(Stored entries)
--
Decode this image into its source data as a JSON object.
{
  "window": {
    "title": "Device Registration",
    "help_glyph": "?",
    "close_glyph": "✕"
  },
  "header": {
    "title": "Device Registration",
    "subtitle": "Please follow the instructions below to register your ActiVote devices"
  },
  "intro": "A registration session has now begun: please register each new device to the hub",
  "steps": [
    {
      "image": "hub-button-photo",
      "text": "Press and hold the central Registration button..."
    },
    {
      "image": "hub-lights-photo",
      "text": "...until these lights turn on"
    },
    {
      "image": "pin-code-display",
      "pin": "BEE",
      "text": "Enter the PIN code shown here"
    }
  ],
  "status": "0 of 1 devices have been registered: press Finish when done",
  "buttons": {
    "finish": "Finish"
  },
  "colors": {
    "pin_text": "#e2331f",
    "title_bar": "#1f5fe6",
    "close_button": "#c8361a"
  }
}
--
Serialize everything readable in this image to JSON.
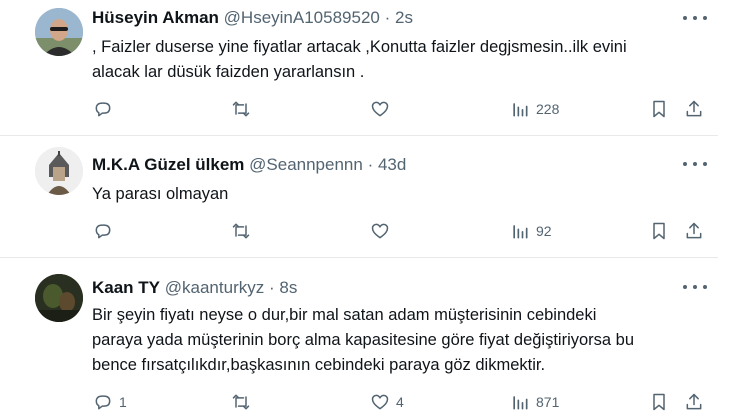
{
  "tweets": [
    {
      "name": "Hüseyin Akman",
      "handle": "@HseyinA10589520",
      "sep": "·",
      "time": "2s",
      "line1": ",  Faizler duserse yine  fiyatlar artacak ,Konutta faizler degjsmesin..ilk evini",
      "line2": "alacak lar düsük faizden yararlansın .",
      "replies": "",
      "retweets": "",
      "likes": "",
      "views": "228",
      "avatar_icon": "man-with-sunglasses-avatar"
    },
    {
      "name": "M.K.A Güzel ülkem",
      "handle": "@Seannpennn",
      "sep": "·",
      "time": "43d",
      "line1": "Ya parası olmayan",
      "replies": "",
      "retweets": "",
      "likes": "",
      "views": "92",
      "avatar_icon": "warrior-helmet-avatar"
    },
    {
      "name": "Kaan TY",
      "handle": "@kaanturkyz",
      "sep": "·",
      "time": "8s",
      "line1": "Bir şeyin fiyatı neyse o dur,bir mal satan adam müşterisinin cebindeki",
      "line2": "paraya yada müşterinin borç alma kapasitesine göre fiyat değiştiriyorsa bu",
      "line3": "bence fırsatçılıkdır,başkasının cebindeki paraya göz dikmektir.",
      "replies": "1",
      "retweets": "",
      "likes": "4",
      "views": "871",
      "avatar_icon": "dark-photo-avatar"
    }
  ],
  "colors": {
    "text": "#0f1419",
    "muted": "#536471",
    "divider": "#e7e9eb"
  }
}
--
Challenge → Return all the lines that contain the string "this".

Response →
Decode this image into its source data as a JSON object.
Serialize everything readable in this image to JSON.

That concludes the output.